• Bacaan yang diberikan
^^^^^^^^

JAKARTA, GRESNEWS.COM - Ancaman kebakaran hutan dan lahan kembali menghantui Indonesia khususnya di wilayah Kalimantan dan Sumatera. Badan Nasional Penanggulangan Bencana (BNPB) mengungkapkan, dalam sepekan terakhir ini titik panas (hotspot) di Kalimantan Barat meningkat secara signifikan. Satelis milik NASA mendeteksi sejumlah 158 hotspot di Kalimantan Barat dari sebelumnya 106 titik.

Sementara itu berdasarkan hasil pantauan satelit yang dirilis BMKG Pekanbaru, Kamis (18/8), hotspot terpantau di Sumatera sebanyak 82 titik. Dari jumlah itu, Riau yang terbanyak yakni 43 titik hotspot dengan confidence 50 persen. Udara di Riau pun berangsur memburuk dengan munculnya kabut asap. Di Dumai, misalnya, mulai dikepung asap tipis imbas dari kebakaran lahan. Jarak pandang yang biasanya 10 kilometer, kini menurun menjadi 5 kilometer.

Pemerintah daerah pun bersiaga mengantisipasi terjadinya kebakaran hutan dan lahan. Gubernur Kalimantan Barat Cornelius telah menetapkan siaga darurat kebakaran hutan dan lahan. Untuk mengatasi hotspot kebakaran hutan dan lahan yang meluas, gubernur juga telah mengajukan surat permintaan bantuan kepada BNPB agar mengerahkan helikopter water bombing, hujan buatan, dan helikopter patroli

Kepala Pusat Data Informasi dan Humas BNPB Sutopo Purwo Nugroho mengatakan, BNPB telah menyiapkan dua helikopter water bombing, perizinan terbang ke Kementerian Perhubungan juga masih diproses. Sementara BPPT juga telah menyiapkan pesawat terbang Casa milik TNI AU dan bahan semai untuk hujan buatan. Diperkirakan hujan buatan dapat dilakukan minggu depan.

^^^^^^^^

• Rumusan soal 1
Tulis ulang kata demi kata bagian berita kebakaran hutan di atas, mulai dari "Pemerintah daerah pun" sampai dengan "dilakukan minggu depan.".

^^^^^^^^

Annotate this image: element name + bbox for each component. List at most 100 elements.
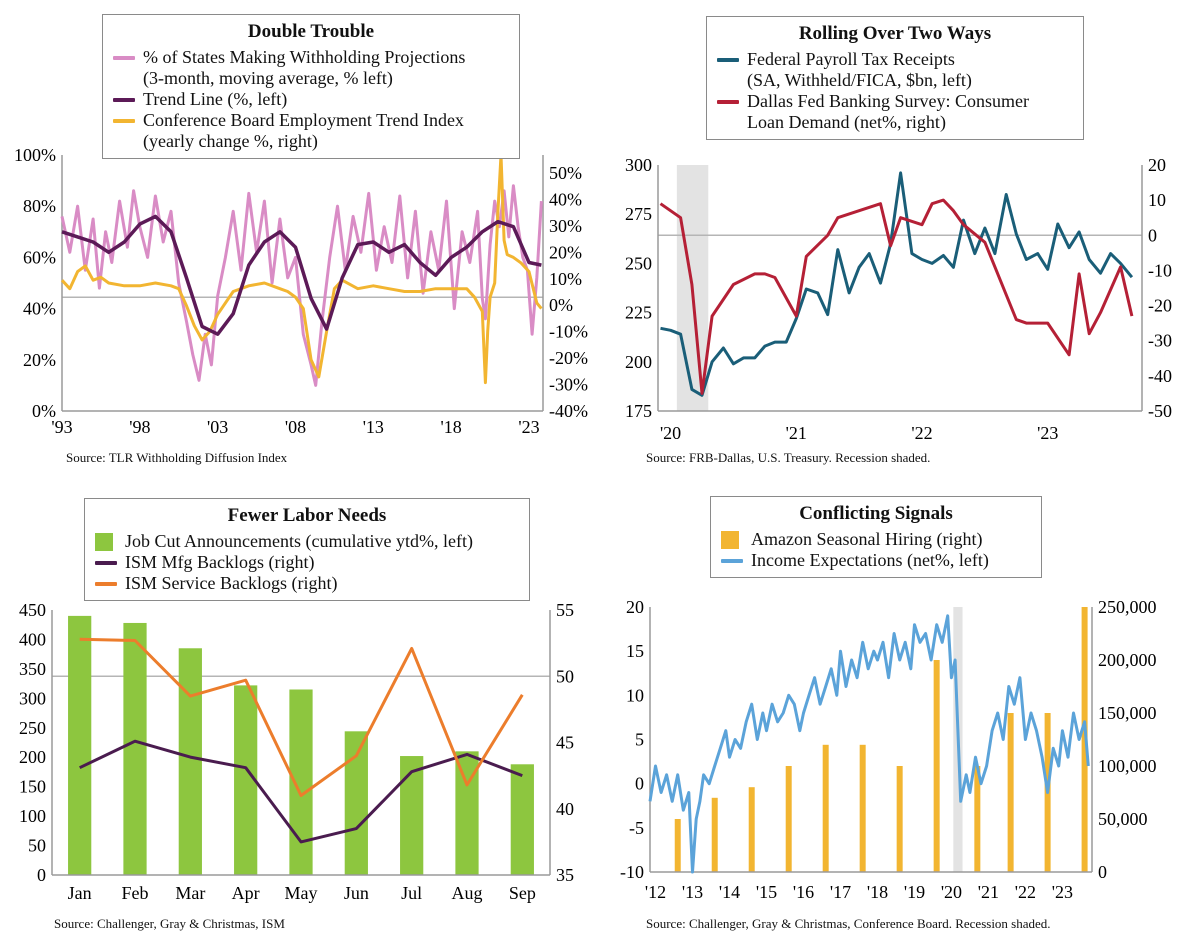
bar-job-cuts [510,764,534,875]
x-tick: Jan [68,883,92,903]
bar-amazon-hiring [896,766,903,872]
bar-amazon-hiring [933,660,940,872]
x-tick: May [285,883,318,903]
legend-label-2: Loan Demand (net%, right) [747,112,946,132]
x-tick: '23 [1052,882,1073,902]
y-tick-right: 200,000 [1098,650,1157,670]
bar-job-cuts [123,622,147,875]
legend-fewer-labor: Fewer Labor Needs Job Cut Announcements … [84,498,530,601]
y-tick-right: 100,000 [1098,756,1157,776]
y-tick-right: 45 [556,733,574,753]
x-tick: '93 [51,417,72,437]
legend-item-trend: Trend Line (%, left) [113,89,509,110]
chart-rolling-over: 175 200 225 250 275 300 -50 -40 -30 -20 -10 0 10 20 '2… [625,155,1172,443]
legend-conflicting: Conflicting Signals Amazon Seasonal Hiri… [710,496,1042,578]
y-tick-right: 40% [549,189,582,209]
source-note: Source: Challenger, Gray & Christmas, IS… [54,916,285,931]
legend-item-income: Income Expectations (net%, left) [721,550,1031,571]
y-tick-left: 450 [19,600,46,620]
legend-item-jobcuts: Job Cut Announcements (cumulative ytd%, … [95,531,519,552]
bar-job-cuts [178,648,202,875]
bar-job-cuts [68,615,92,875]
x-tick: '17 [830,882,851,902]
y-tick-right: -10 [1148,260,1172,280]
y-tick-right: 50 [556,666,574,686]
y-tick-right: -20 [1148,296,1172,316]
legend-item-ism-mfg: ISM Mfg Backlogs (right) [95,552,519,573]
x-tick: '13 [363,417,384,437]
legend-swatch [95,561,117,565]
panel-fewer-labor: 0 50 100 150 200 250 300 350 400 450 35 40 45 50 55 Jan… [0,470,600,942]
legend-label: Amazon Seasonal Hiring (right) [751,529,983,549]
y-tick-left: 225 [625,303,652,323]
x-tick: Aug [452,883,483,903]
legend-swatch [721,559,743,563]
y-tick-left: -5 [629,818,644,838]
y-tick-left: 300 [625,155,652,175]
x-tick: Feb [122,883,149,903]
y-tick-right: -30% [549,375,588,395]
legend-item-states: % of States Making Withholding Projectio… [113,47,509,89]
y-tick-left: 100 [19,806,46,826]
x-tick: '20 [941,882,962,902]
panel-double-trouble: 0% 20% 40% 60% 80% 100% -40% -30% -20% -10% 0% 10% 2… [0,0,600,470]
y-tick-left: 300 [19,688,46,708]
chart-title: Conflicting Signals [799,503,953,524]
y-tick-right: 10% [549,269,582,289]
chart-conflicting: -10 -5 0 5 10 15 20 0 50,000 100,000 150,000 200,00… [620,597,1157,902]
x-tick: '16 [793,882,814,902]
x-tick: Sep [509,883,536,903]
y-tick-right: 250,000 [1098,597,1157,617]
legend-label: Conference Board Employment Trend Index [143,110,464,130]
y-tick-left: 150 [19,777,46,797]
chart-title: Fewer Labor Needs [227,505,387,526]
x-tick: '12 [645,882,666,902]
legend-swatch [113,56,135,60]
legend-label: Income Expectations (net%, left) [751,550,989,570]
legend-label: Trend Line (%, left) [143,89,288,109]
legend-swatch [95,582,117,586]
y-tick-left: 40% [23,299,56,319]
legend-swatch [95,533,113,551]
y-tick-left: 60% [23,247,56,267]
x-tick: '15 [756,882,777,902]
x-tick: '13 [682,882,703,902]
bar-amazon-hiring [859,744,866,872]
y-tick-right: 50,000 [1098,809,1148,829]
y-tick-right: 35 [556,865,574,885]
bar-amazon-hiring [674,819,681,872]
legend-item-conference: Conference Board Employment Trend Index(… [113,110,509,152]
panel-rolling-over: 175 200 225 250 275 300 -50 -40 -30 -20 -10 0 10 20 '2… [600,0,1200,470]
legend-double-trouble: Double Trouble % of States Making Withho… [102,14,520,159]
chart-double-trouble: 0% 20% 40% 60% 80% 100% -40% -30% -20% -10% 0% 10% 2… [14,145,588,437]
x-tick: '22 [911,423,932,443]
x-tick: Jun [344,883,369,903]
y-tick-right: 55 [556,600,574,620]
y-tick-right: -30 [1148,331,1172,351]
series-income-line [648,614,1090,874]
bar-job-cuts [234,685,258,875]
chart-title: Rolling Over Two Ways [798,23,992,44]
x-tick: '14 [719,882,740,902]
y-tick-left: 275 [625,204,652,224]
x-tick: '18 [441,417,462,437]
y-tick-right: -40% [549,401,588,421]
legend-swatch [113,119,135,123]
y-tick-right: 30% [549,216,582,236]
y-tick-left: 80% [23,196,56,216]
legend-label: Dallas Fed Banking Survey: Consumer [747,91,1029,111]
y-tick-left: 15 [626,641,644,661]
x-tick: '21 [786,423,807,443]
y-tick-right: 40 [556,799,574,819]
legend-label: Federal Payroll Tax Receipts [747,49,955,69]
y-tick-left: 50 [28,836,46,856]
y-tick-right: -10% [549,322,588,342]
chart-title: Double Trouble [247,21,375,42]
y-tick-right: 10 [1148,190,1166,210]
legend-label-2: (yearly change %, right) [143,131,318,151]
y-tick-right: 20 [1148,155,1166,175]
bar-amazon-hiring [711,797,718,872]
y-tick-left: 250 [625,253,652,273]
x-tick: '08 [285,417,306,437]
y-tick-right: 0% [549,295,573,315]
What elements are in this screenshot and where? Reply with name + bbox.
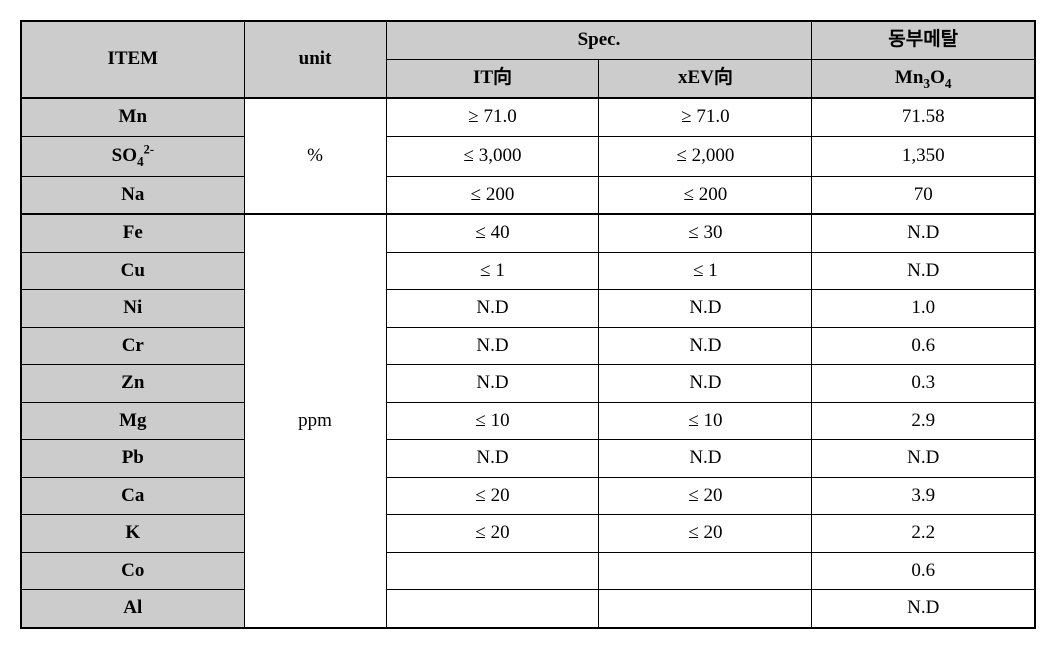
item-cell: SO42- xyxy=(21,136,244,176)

^^^^^^^^

• Rumusan soal 2
Tunjukkan dan salin setiap baris dalam entri di atas yang memuat kata "chart". Huruf besar dan kecil dibedakan.

• Hasil latihan 1
Pemerintah daerah pun bersiaga mengantisipasi terjadinya kebakaran hutan dan lahan. Gubernur Kalimantan Barat Cornelius telah menetapkan siaga darurat kebakaran hutan dan lahan. Untuk mengatasi hotspot kebakaran hutan dan lahan yang meluas, gubernur juga telah mengajukan surat permintaan bantuan kepada BNPB agar mengerahkan helikopter water bombing, hujan buatan, dan helikopter patroli

Kepala Pusat Data Informasi dan Humas BNPB Sutopo Purwo Nugroho mengatakan, BNPB telah menyiapkan dua helikopter water bombing, perizinan terbang ke Kementerian Perhubungan juga masih diproses. Sementara BPPT juga telah menyiapkan pesawat terbang Casa milik TNI AU dan bahan semai untuk hujan buatan. Diperkirakan hujan buatan dapat dilakukan minggu depan.

• Hasil latihan 2
chart-rolling-over: 175 200 225 250 275 300 -50 -40 -30 -20 -10 0 10 20 '2… [625,155,1172,443]
chart-title: Conflicting Signals [799,503,953,524]
chart-conflicting: -10 -5 0 5 10 15 20 0 50,000 100,000 150,000 200,00… [620,597,1157,902]
chart-title: Fewer Labor Needs [227,505,387,526]
chart-double-trouble: 0% 20% 40% 60% 80% 100% -40% -30% -20% -10% 0% 10% 2… [14,145,588,437]
chart-title: Rolling Over Two Ways [798,23,992,44]
chart-title: Double Trouble [247,21,375,42]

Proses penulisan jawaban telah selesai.